• _EXCERPT TO READ_
Product binning is the categorizing of finished products based on their characteristics. Any mining, harvesting, or manufacturing process will yield products spanning a range of quality and desirability in the marketplace. Binning allows differing quality products to be priced appropriately for various uses and markets.

Economic and legal theory

Product binning and grading allows a degree of price discrimination which may be easier to defend legally, since it can be based on real or perceived differences in product quality.

In order to undergo binning, manufactured products require testing, usually performed by machines in bulk. Binning allows large variances in performance to be condensed into a smaller number of marketed designations. This ensures coherency in the marketplace, with tiers of performance clearly delineated. The immediate result of this practice is that, for legal and reputational reasons, products sold under a certain designation must meet that designation at a minimum. Individual products may still exceed advertised performance. Different bins may even be assigned different model numbers and prices .

• _DIRECTION 1_
Update the rows from the first one up to and including the line with "legend-label: MLCS2k2+BAO+CMB (105, 266, 206, 276)", replacing "line-series" with "curve" and leaving everything else unchanged.
The text and the rows have no connection to each other.

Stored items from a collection

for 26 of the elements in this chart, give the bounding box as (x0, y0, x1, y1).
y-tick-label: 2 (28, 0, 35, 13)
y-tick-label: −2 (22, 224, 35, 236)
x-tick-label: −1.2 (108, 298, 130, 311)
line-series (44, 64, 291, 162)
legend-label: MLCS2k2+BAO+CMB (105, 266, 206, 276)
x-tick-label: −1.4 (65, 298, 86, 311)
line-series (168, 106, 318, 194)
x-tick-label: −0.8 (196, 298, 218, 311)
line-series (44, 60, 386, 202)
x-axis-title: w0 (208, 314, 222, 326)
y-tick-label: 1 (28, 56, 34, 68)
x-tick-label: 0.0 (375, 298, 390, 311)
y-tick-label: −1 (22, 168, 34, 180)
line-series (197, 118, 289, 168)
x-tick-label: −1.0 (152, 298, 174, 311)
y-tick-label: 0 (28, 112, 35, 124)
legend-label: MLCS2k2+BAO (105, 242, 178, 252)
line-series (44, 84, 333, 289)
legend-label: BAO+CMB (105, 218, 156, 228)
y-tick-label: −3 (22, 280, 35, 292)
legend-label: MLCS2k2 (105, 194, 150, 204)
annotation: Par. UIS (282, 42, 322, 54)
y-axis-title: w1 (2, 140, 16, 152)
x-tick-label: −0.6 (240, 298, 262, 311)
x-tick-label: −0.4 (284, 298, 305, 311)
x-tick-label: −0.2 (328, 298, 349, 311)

• _DIRECTION 2_
Answer these questions about the product binning text.
(a) What kind of pricing do product binning and grading allow a degree of?
(b) How is the testing of manufactured products usually performed?
(c) What may different bins even be assigned?

• _TASK SOLUTION 1_
for 26 of the elements in this chart, give the bounding box as (x0, y0, x1, y1).
y-tick-label: 2 (28, 0, 35, 13)
y-tick-label: −2 (22, 224, 35, 236)
x-tick-label: −1.2 (108, 298, 130, 311)
curve (44, 64, 291, 162)
legend-label: MLCS2k2+BAO+CMB (105, 266, 206, 276)

• _TASK SOLUTION 2_
(a) Price discrimination
(b) By machines in bulk
(c) Different model numbers and prices